> [Written instruction]:
In the entries below, find the lines that contain the word "this" and copy them.

--- Start Provided data ---

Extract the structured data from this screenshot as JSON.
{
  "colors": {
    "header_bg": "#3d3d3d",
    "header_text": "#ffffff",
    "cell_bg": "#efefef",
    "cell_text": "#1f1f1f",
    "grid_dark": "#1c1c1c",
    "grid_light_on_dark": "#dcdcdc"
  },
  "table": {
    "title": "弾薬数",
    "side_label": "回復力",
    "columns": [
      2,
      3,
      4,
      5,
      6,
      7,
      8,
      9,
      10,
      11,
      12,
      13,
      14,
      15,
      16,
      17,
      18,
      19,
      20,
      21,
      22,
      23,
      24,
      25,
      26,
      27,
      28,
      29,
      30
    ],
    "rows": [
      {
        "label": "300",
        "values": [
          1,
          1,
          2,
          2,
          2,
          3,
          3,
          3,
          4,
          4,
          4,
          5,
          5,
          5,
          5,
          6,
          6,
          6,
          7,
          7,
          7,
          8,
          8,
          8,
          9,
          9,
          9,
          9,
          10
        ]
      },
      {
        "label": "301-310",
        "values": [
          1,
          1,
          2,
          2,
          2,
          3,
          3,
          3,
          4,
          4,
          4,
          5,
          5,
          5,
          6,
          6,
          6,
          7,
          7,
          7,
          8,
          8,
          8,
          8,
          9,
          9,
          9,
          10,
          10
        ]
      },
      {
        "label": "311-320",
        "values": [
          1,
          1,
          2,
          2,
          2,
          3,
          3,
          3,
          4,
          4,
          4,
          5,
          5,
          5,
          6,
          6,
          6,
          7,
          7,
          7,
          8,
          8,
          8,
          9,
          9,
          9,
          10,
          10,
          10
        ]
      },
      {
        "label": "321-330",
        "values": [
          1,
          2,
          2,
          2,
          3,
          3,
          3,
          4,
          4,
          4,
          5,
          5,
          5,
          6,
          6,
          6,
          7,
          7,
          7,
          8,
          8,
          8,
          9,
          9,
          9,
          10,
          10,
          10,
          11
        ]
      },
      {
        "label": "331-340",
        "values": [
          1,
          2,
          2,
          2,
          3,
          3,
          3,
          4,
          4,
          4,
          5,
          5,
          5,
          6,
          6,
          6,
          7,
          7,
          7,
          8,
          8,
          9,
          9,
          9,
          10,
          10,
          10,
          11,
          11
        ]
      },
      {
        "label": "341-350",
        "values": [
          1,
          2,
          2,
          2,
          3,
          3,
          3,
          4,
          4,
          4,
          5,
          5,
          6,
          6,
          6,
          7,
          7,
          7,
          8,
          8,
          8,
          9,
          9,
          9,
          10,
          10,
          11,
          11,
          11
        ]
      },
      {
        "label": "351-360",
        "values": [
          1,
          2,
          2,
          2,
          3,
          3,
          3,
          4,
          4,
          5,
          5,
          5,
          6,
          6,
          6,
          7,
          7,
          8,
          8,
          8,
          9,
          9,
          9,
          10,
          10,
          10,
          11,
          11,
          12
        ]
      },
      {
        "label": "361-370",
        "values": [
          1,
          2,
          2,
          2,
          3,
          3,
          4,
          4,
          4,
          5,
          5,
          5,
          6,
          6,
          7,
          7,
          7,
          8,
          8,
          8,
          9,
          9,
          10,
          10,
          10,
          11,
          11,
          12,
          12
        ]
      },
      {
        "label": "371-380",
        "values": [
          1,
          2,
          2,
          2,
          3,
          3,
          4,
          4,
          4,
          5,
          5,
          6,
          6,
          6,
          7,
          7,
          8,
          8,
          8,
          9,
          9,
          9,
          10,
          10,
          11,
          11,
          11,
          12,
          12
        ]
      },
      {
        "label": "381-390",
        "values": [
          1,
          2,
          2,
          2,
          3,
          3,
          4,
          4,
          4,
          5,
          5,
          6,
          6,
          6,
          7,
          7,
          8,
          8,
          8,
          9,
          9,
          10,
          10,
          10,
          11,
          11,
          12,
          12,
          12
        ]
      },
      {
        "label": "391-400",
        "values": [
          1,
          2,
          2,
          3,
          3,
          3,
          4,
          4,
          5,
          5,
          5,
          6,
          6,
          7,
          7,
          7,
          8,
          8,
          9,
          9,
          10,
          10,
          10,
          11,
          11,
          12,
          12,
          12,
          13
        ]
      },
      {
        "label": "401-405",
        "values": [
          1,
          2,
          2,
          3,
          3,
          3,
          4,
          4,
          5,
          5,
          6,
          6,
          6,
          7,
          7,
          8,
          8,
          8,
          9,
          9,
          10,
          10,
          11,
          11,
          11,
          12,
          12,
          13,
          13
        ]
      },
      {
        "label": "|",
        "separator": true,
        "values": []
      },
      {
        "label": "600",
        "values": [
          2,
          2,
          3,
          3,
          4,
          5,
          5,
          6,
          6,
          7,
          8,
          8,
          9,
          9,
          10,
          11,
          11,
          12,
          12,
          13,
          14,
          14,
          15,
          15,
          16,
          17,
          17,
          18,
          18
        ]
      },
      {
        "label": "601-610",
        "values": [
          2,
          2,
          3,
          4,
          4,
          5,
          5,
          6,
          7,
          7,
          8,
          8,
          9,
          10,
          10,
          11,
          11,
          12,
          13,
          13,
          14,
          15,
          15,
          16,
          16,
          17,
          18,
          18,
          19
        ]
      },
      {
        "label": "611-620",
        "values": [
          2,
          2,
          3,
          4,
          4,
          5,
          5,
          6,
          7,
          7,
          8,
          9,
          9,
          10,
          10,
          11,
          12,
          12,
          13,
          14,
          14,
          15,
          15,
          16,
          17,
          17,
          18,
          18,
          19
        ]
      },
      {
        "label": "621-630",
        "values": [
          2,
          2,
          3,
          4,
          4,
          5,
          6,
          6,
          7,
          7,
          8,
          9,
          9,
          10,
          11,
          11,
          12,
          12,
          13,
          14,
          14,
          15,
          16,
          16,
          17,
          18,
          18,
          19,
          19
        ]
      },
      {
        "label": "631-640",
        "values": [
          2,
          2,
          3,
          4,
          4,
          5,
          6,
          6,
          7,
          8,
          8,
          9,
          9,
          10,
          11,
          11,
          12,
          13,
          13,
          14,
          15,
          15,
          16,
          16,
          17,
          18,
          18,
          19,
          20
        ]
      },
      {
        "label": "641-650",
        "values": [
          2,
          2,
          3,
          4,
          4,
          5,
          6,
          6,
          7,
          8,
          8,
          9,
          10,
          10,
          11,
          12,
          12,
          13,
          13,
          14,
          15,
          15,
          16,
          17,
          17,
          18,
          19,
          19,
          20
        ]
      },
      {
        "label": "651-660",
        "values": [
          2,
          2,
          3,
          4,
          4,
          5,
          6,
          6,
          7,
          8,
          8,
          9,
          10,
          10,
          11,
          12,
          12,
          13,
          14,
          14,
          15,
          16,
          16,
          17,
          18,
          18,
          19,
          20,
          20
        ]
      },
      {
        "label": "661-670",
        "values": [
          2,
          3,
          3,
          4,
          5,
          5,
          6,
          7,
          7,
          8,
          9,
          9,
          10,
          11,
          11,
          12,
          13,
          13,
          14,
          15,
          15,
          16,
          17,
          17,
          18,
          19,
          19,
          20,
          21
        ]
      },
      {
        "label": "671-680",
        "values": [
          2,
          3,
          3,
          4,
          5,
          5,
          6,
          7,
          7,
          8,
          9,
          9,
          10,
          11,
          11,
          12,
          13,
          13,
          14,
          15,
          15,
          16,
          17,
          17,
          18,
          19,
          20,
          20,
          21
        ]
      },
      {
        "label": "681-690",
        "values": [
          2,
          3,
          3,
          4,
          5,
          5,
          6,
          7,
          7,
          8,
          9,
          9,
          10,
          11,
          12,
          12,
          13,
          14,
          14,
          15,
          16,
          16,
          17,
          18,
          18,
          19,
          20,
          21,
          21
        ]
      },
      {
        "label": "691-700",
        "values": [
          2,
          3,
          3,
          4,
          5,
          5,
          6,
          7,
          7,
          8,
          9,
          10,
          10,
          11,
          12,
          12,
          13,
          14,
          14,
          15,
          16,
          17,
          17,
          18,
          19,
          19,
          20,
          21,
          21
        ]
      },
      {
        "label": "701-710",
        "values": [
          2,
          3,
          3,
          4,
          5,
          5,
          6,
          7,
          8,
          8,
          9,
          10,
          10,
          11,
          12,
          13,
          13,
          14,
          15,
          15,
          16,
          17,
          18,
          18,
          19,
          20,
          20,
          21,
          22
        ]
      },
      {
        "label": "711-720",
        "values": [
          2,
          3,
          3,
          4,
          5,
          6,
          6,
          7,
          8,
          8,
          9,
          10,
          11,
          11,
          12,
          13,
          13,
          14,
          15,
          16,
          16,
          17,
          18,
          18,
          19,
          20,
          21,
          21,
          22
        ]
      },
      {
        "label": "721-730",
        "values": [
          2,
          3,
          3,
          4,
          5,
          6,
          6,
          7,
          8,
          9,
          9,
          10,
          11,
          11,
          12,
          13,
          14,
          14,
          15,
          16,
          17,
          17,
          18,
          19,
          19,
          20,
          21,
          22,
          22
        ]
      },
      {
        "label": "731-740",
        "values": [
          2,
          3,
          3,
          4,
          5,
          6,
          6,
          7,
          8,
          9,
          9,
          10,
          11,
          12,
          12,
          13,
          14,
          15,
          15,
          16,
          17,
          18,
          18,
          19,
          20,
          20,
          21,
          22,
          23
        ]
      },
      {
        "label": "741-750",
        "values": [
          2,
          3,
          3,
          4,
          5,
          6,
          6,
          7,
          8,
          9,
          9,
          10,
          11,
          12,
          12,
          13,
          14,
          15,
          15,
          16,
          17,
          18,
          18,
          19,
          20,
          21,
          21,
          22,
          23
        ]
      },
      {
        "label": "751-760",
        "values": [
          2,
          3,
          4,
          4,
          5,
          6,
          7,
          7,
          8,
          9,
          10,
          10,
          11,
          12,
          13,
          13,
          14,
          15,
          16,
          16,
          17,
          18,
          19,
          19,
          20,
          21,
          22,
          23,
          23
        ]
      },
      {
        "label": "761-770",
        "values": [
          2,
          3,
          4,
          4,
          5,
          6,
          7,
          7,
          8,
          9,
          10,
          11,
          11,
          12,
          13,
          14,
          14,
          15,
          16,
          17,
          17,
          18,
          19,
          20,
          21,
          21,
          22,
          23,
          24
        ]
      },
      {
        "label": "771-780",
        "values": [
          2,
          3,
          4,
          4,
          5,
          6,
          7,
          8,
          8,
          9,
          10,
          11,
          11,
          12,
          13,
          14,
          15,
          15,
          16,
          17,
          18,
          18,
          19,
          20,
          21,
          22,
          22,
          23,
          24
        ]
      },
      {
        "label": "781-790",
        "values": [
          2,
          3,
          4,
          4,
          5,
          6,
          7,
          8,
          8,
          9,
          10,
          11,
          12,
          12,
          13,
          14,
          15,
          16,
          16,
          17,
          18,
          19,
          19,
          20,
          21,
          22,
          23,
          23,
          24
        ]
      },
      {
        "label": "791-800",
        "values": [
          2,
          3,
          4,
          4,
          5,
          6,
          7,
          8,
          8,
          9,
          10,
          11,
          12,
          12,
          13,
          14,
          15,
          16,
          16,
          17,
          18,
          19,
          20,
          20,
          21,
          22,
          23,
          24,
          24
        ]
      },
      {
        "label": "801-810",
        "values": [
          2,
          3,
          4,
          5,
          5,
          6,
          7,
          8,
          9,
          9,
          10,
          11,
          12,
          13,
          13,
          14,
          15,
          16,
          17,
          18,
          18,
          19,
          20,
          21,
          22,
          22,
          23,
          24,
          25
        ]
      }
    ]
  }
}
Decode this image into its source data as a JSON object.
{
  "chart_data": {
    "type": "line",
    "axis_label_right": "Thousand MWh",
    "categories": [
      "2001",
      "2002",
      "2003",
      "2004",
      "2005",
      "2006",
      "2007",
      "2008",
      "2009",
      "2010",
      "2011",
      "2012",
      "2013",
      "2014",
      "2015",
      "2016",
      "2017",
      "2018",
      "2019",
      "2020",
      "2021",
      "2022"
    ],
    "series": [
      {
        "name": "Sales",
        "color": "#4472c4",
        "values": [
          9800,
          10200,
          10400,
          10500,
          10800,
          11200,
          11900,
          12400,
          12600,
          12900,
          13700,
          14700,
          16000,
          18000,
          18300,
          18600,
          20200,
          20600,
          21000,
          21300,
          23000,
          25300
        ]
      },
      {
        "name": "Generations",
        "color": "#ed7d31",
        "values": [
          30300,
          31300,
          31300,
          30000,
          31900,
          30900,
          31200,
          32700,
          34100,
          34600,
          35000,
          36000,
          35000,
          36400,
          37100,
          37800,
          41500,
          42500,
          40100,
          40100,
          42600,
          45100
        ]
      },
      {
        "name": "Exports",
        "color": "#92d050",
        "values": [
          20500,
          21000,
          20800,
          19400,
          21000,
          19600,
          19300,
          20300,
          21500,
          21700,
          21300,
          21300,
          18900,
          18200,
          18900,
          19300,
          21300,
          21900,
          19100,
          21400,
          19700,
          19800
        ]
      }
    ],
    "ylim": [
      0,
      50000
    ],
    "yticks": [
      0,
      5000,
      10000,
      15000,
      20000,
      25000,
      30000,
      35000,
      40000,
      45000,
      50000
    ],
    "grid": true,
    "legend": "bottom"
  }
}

--- End Provided data ---

> [Result of the task]:
Extract the structured data from this screenshot as JSON.
Decode this image into its source data as a JSON object.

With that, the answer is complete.